## SOURCE EXCERPT

_ _ _ _

And, above all, in exchange for the recognition of its stability and political autonomy.

Gallucci’s deal failed also due to the US reluctance to accept a negotiating line with North Korea which, in fact, finally walked out of the final agreement.

North Korea still pays great attention to the US moves. Any action taken by the North Korean regime is always a coded message conveyed to the United States to clearly show that North Korea can negotiate seriously only at a specific condition: to be a full member of the Asian system, on an equal footing and with the same dignity as Japan’s and South Korea’s.

But only with the explicit mediation and brokerage of China, the United States and, above all, the Russian Federation, the only one which can really negotiate an effective agreement between North Korea and the major global and regional powers.

Only Russia can interact with the DPRK in order to instil confidence in the Korean counterparts on the reliability and stability of negotiations. Only Russia can guarantee the effects of a future agreement – also at militarily level.

Russia is far enough away not to worry the regional powers and it is reliable for North Korea which has never included it in the list of its enemies. It is a credible power both for the United States, which certainly cannot do much with the DPRK, and for China, which is not worried by this new guarantee role played by Russia on the Korean peninsula.

Moreover the DPRK has the primary need to stabilize its political regime, which has not the economic bases for a peaceful power projection.

Furthermore, North Korea’s military system is calibrated to prevent any direct internal political destabilization attempts made by external enemies.

In the history of military nuclear power, North Korea’s is the first case in which these defence technologies are used primarily to preserve its own internal political system.

Obviously North Korea’s nuclear power has also a compensatory function: to offset – with its non-conventional ABC weapons – the inevitable tactical and logistical weaknesses of its conventional military system.

A system which, however, must ever more shrink in volume to make available the resources necessary for the development of the economy – and it is well-known that the nuclear threat is cheaper than the traditional conventional build up.

The first DPRK nuclear test dates back to October 2006.

Right away, the UN Security Council issued a series of Resolutions which lasted until 2013.

Tough and consistent economic sanctions certainly increased the costs of North Korea’s nuclear program and were a good example for all the countries which wished to imitate the DPKR “isolationist” strategy.

In the specific case of North Korea, however, the sanction system did not lead to any significant results.

Indeed, in 2015 North Korea reaffirmed the goal of byungjin, namely the “parallel development” of domestic economy and nuclear deterrence.

In principle, sanctions slow down the military development we want to prevent, but do not stop it.

Just centralize – as North Korea has done – military and economic planning, as well as operate outside the international channels for the acquisition of “sensitive” technologies.

_ _ _ _

## LISTING
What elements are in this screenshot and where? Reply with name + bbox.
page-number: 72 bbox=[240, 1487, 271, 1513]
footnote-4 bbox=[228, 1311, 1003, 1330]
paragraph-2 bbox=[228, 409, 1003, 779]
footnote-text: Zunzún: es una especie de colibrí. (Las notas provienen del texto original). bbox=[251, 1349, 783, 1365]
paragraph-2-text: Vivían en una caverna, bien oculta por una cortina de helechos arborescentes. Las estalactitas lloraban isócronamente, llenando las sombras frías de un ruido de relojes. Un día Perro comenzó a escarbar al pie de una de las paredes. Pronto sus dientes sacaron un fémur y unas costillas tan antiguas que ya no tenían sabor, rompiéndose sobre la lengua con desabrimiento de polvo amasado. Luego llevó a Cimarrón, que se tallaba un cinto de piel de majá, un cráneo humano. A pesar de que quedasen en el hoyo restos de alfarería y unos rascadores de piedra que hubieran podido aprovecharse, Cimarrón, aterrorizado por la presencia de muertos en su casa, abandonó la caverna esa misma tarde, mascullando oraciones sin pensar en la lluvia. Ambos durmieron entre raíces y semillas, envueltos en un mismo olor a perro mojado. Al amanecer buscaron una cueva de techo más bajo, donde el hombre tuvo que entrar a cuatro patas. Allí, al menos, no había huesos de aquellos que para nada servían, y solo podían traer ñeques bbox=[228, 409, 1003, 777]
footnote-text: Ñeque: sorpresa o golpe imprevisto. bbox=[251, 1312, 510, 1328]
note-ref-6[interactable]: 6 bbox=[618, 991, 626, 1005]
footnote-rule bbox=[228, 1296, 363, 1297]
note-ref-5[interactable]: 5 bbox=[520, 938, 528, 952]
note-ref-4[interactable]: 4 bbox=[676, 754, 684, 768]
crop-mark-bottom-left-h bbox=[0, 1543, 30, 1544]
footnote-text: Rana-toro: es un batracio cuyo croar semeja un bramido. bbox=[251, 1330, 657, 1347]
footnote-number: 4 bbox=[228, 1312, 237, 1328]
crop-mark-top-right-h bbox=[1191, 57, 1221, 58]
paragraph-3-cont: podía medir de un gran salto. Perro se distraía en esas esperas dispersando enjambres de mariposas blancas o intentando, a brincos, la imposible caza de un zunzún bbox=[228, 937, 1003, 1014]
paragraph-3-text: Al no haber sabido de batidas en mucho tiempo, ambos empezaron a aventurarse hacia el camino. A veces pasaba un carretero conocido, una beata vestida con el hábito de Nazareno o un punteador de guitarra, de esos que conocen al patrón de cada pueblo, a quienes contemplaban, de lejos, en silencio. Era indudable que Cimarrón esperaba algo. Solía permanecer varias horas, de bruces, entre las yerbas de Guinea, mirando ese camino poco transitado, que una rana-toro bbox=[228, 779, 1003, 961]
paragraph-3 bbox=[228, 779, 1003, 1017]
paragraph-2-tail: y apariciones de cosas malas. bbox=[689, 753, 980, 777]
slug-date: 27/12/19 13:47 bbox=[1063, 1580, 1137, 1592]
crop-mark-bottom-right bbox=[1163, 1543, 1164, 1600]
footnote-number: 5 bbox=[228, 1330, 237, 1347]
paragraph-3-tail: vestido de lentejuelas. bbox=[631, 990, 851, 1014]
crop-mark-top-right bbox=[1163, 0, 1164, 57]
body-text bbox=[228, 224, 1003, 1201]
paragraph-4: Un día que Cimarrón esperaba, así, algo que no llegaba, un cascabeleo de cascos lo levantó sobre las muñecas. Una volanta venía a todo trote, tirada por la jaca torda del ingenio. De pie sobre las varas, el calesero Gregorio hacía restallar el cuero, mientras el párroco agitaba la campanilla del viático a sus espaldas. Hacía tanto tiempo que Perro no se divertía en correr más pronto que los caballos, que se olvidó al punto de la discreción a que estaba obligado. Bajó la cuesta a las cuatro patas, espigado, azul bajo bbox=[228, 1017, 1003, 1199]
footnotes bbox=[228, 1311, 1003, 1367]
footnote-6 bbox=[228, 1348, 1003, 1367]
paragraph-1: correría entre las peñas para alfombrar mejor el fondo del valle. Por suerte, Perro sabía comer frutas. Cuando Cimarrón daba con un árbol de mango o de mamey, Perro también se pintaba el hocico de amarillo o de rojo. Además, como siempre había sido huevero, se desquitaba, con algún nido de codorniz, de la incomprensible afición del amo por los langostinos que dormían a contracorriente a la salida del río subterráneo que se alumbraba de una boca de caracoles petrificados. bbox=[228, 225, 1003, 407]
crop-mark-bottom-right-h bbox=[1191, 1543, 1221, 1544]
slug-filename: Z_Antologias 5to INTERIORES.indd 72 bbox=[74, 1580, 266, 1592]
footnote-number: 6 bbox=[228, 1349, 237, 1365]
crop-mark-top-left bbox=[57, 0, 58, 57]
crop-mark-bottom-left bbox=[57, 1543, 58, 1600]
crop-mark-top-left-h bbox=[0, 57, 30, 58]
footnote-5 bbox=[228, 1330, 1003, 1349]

_ _ _ _

## SHORT PROBLEM A
In the North Korea passage, what does the goal of byungjin mean?
## SHORT PROBLEM B
Continue the North Korea passage from its final sentence.

## EXPECTED OUTPUT A
It means the "parallel development" of the domestic economy and nuclear deterrence.

## EXPECTED OUTPUT B
It is also worth recalling that the sanctions imposed on North Korea were calibrated for a “rational political operator”.

For the DPRK this meant that the benefits inherent in negotiating would be greater than the costs of an autonomous action and of a negotiating stalemate.

This was not the case: political systems do not always follow the political science rule of rational choice, but they are often interested in operating as free riders that gain more from the isolated refusal of the collective action benefits – according to Mancur Olson’s theory – than from the distribution of the profits resulting from the collective action itself.

It is always the same old problem mentioned by Glaucon in Plato’s Republic (Book 2, 360 b-c) whether compliance with the laws is intimately connected with the unavoidability of sanctions.

If sometimes we can avoid being subjected to the “hard yoke of the law”, it becomes also rational to operate as if the rules do not exist, as a free rider, if we consider that the benefit of the isolated action is much greater than the loss incurred in implementing the law.

In any case, the sanctions put in place by the United States on the DPRK have indeed increased the North Korean cost of any unlawful procurement of nuclear technologies abroad, but have not made it impossible.

This is because, at first, it is possible also for North Korea to act at the level of international law, for another very important reason: China’s non-cooperation.

Obviously China has no intention of negatively affecting its equilibriums with North Korea.

For China the DPRK is a future – albeit full – contributor to its economic expansion towards the West, with the Belt and Road Initiative, and China has no intention of destabilizing a region which would create unimaginable demographic, security, economic and strategic dangers for it.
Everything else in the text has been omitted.